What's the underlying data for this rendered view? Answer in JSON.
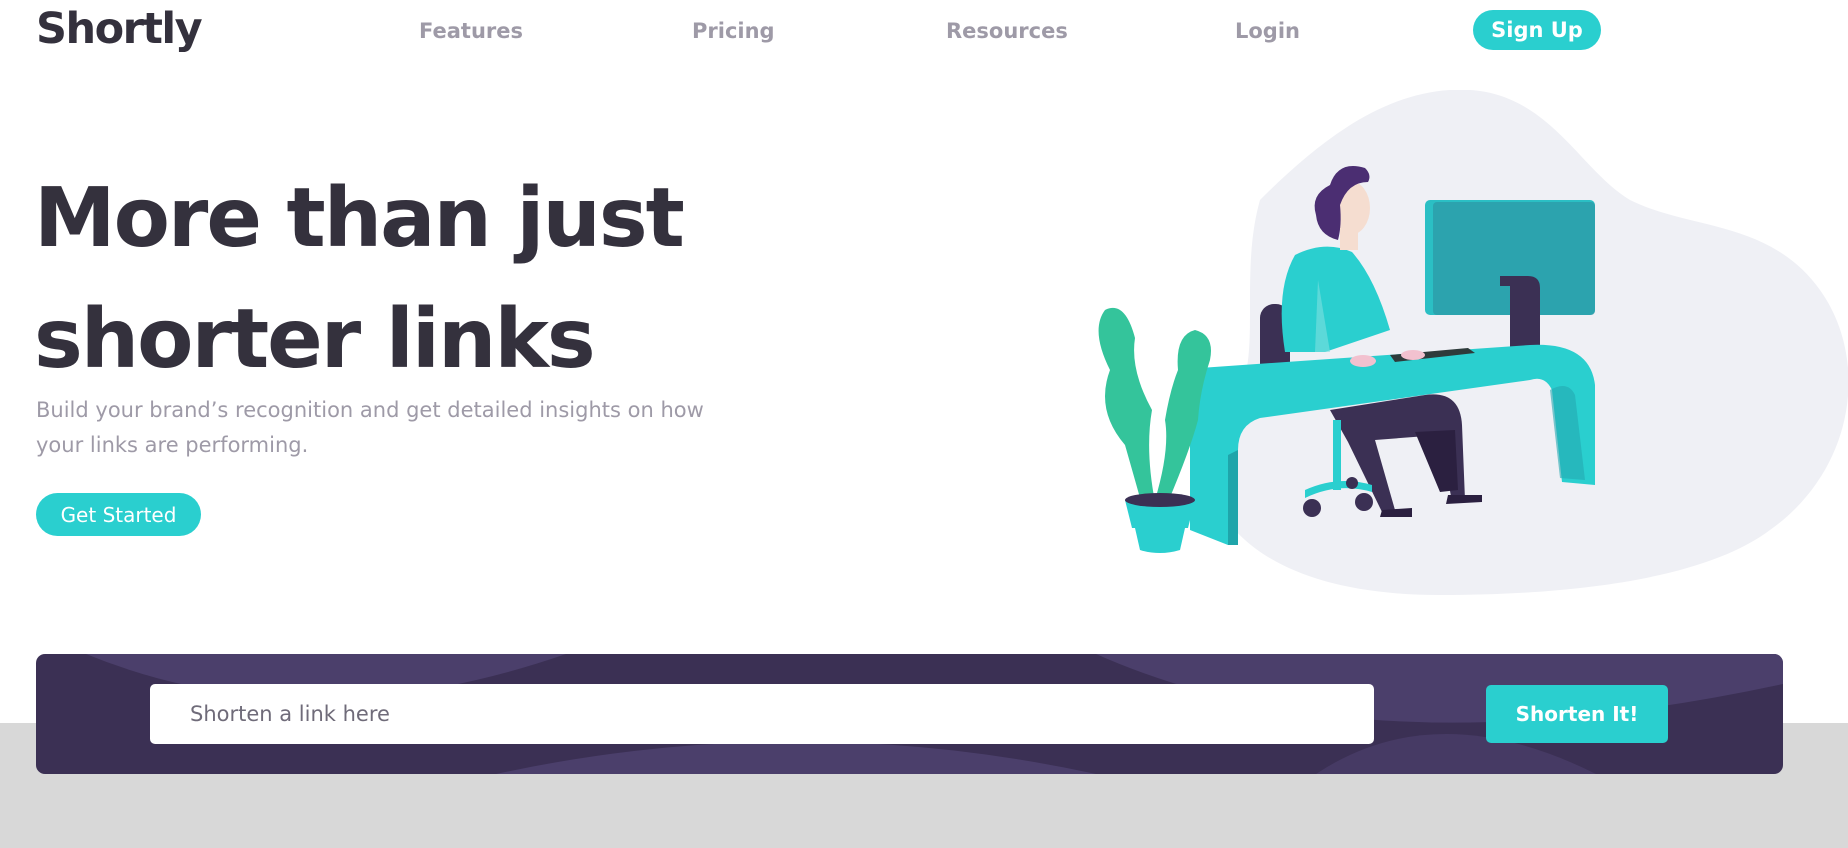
{
  "header": {
    "logo": "Shortly",
    "nav": [
      {
        "label": "Features"
      },
      {
        "label": "Pricing"
      },
      {
        "label": "Resources"
      },
      {
        "label": "Login"
      }
    ],
    "signup_label": "Sign Up"
  },
  "hero": {
    "title": "More than just shorter links",
    "subtitle": "Build your brand’s recognition and get detailed insights on how your links are performing.",
    "cta_label": "Get Started",
    "illustration": "person-working-at-desk-illustration"
  },
  "shorten": {
    "placeholder": "Shorten a link here",
    "button_label": "Shorten It!"
  },
  "colors": {
    "primary_cyan": "#2acfcf",
    "dark_violet": "#3b3054",
    "very_dark_blue": "#34313d",
    "grayish_violet": "#9e9aa7",
    "band_gray": "#d8d8d8"
  }
}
□ □ □ □
- Task to complete
Ignore the images and quote every line of the listing exactly.

- Response
What's the underlying data for this rendered view? Answer in JSON.
{
  "header": {
    "logo": "Shortly",
    "nav": [
      {
        "label": "Features"
      },
      {
        "label": "Pricing"
      },
      {
        "label": "Resources"
      },
      {
        "label": "Login"
      }
    ],
    "signup_label": "Sign Up"
  },
  "hero": {
    "title": "More than just shorter links",
    "subtitle": "Build your brand’s recognition and get detailed insights on how your links are performing.",
    "cta_label": "Get Started",
    "illustration": "person-working-at-desk-illustration"
  },
  "shorten": {
    "placeholder": "Shorten a link here",
    "button_label": "Shorten It!"
  },
  "colors": {
    "primary_cyan": "#2acfcf",
    "dark_violet": "#3b3054",
    "very_dark_blue": "#34313d",
    "grayish_violet": "#9e9aa7",
    "band_gray": "#d8d8d8"
  }
}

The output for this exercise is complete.